▶ Goal:
Return each line of the data below verbatim; pictures are to be left out.

▶ Extracted data entries:
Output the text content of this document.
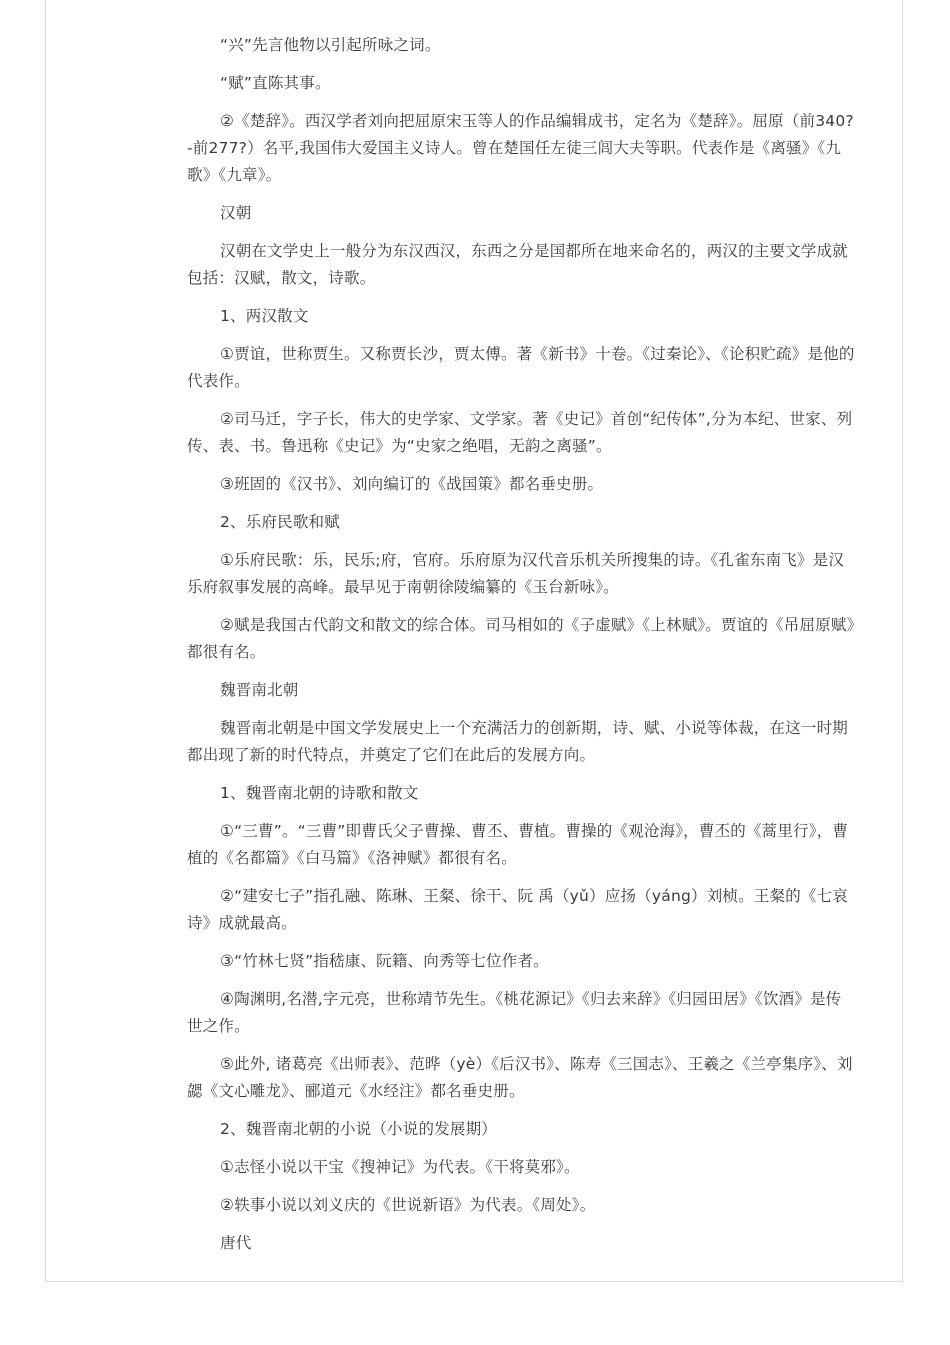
“兴”先言他物以引起所咏之词。

“赋”直陈其事。

②《楚辞》。西汉学者刘向把屈原宋玉等人的作品编辑成书，定名为《楚辞》。屈原（前340?-前277?）名平,我国伟大爱国主义诗人。曾在楚国任左徒三闾大夫等职。代表作是《离骚》《九歌》《九章》。

汉朝

汉朝在文学史上一般分为东汉西汉，东西之分是国都所在地来命名的，两汉的主要文学成就包括：汉赋，散文，诗歌。

1、两汉散文

①贾谊，世称贾生。又称贾长沙，贾太傅。著《新书》十卷。《过秦论》、《论积贮疏》是他的代表作。

②司马迁，字子长，伟大的史学家、文学家。著《史记》首创“纪传体”,分为本纪、世家、列传、表、书。鲁迅称《史记》为“史家之绝唱，无韵之离骚”。

③班固的《汉书》、刘向编订的《战国策》都名垂史册。

2、乐府民歌和赋

①乐府民歌：乐，民乐;府，官府。乐府原为汉代音乐机关所搜集的诗。《孔雀东南飞》是汉乐府叙事发展的高峰。最早见于南朝徐陵编纂的《玉台新咏》。

②赋是我国古代韵文和散文的综合体。司马相如的《子虚赋》《上林赋》。贾谊的《吊屈原赋》都很有名。

魏晋南北朝

魏晋南北朝是中国文学发展史上一个充满活力的创新期，诗、赋、小说等体裁，在这一时期都出现了新的时代特点，并奠定了它们在此后的发展方向。

1、魏晋南北朝的诗歌和散文

①“三曹”。“三曹”即曹氏父子曹操、曹丕、曹植。曹操的《观沧海》，曹丕的《蒿里行》，曹植的《名都篇》《白马篇》《洛神赋》都很有名。

②“建安七子”指孔融、陈琳、王粲、徐干、阮 禹（yǔ）应扬（yáng）刘桢。王粲的《七哀诗》成就最高。

③“竹林七贤”指嵇康、阮籍、向秀等七位作者。

④陶渊明,名潜,字元亮，世称靖节先生。《桃花源记》《归去来辞》《归园田居》《饮酒》是传世之作。

⑤此外, 诸葛亮《出师表》、范晔（yè）《后汉书》、陈寿《三国志》、王羲之《兰亭集序》、刘勰《文心雕龙》、郦道元《水经注》都名垂史册。

2、魏晋南北朝的小说（小说的发展期）

①志怪小说以干宝《搜神记》为代表。《干将莫邪》。

②轶事小说以刘义庆的《世说新语》为代表。《周处》。

唐代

▶ Worked solution:
Output the text content of this document.
“兴”先言他物以引起所咏之词。

“赋”直陈其事。

②《楚辞》。西汉学者刘向把屈原宋玉等人的作品编辑成书，定名为《楚辞》。屈原（前340?-前277?）名平,我国伟大爱国主义诗人。曾在楚国任左徒三闾大夫等职。代表作是《离骚》《九歌》《九章》。

汉朝

汉朝在文学史上一般分为东汉西汉，东西之分是国都所在地来命名的，两汉的主要文学成就包括：汉赋，散文，诗歌。

1、两汉散文

①贾谊，世称贾生。又称贾长沙，贾太傅。著《新书》十卷。《过秦论》、《论积贮疏》是他的代表作。

②司马迁，字子长，伟大的史学家、文学家。著《史记》首创“纪传体”,分为本纪、世家、列传、表、书。鲁迅称《史记》为“史家之绝唱，无韵之离骚”。

③班固的《汉书》、刘向编订的《战国策》都名垂史册。

2、乐府民歌和赋

①乐府民歌：乐，民乐;府，官府。乐府原为汉代音乐机关所搜集的诗。《孔雀东南飞》是汉乐府叙事发展的高峰。最早见于南朝徐陵编纂的《玉台新咏》。

②赋是我国古代韵文和散文的综合体。司马相如的《子虚赋》《上林赋》。贾谊的《吊屈原赋》都很有名。

魏晋南北朝

魏晋南北朝是中国文学发展史上一个充满活力的创新期，诗、赋、小说等体裁，在这一时期都出现了新的时代特点，并奠定了它们在此后的发展方向。

1、魏晋南北朝的诗歌和散文

①“三曹”。“三曹”即曹氏父子曹操、曹丕、曹植。曹操的《观沧海》，曹丕的《蒿里行》，曹植的《名都篇》《白马篇》《洛神赋》都很有名。

②“建安七子”指孔融、陈琳、王粲、徐干、阮 禹（yǔ）应扬（yáng）刘桢。王粲的《七哀诗》成就最高。

③“竹林七贤”指嵇康、阮籍、向秀等七位作者。

④陶渊明,名潜,字元亮，世称靖节先生。《桃花源记》《归去来辞》《归园田居》《饮酒》是传世之作。

⑤此外, 诸葛亮《出师表》、范晔（yè）《后汉书》、陈寿《三国志》、王羲之《兰亭集序》、刘勰《文心雕龙》、郦道元《水经注》都名垂史册。

2、魏晋南北朝的小说（小说的发展期）

①志怪小说以干宝《搜神记》为代表。《干将莫邪》。

②轶事小说以刘义庆的《世说新语》为代表。《周处》。

唐代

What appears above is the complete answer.